Problem description - Copy out all the records exactly.

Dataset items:
>>
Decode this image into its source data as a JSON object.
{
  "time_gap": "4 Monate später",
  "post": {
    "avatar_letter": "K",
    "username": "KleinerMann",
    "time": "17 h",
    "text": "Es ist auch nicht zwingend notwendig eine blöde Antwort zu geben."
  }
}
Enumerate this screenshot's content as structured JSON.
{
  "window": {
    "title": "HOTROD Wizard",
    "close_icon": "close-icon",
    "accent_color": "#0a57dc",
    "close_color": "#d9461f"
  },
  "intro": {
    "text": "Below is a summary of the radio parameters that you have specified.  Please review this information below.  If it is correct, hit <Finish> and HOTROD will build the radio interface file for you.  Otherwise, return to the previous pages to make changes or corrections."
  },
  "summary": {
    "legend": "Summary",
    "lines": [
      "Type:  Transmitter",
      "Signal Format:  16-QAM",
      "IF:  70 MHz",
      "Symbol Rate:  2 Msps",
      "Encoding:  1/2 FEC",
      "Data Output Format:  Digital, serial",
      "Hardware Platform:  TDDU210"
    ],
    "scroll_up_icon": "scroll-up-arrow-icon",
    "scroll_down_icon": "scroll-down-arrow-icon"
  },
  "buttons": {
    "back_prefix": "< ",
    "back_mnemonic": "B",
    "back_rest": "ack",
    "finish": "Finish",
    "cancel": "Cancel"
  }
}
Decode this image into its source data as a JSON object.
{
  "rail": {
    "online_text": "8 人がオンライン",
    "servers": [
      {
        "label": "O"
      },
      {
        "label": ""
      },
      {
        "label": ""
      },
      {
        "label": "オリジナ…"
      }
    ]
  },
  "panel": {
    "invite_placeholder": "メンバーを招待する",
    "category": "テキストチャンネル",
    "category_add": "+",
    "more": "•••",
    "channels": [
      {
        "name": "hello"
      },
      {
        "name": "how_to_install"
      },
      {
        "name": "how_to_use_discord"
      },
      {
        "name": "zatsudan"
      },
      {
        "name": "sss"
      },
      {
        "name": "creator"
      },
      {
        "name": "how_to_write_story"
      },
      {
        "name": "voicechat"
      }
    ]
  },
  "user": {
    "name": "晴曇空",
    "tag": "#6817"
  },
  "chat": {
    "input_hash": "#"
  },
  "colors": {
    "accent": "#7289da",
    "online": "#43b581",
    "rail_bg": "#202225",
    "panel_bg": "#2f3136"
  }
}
<<
Result of the task -
Decode this image into its source data as a JSON object.
{
  "time_gap": "4 Monate später",
  "post": {
    "avatar_letter": "K",
    "username": "KleinerMann",
    "time": "17 h",
    "text": "Es ist auch nicht zwingend notwendig eine blöde Antwort zu geben."
  }
}
Enumerate this screenshot's content as structured JSON.
{
  "window": {
    "title": "HOTROD Wizard",
    "close_icon": "close-icon",
    "accent_color": "#0a57dc",
    "close_color": "#d9461f"
  },
  "intro": {
    "text": "Below is a summary of the radio parameters that you have specified.  Please review this information below.  If it is correct, hit <Finish> and HOTROD will build the radio interface file for you.  Otherwise, return to the previous pages to make changes or corrections."
  },
  "summary": {
    "legend": "Summary",
    "lines": [
      "Type:  Transmitter",
      "Signal Format:  16-QAM",
      "IF:  70 MHz",
      "Symbol Rate:  2 Msps",
      "Encoding:  1/2 FEC",
      "Data Output Format:  Digital, serial",
      "Hardware Platform:  TDDU210"
    ],
    "scroll_up_icon": "scroll-up-arrow-icon",
    "scroll_down_icon": "scroll-down-arrow-icon"
  },
  "buttons": {
    "back_prefix": "< ",
    "back_mnemonic": "B",
    "back_rest": "ack",
    "finish": "Finish",
    "cancel": "Cancel"
  }
}
Decode this image into its source data as a JSON object.
{
  "rail": {
    "online_text": "8 人がオンライン",
    "servers": [
      {
        "label": "O"
      },
      {
        "label": ""
      },
      {
        "label": ""
      },
      {
        "label": "オリジナ…"
      }
    ]
  },
  "panel": {
    "invite_placeholder": "メンバーを招待する",
    "category": "テキストチャンネル",
    "category_add": "+",
    "more": "•••",
    "channels": [
      {
        "name": "hello"
      },
      {
        "name": "how_to_install"
      },
      {
        "name": "how_to_use_discord"
      },
      {
        "name": "zatsudan"
      },
      {
        "name": "sss"
      },
      {
        "name": "creator"
      },
      {
        "name": "how_to_write_story"
      },
      {
        "name": "voicechat"
      }
    ]
  },
  "user": {
    "name": "晴曇空",
    "tag": "#6817"
  },
  "chat": {
    "input_hash": "#"
  },
  "colors": {
    "accent": "#7289da",
    "online": "#43b581",
    "rail_bg": "#202225",
    "panel_bg": "#2f3136"
  }
}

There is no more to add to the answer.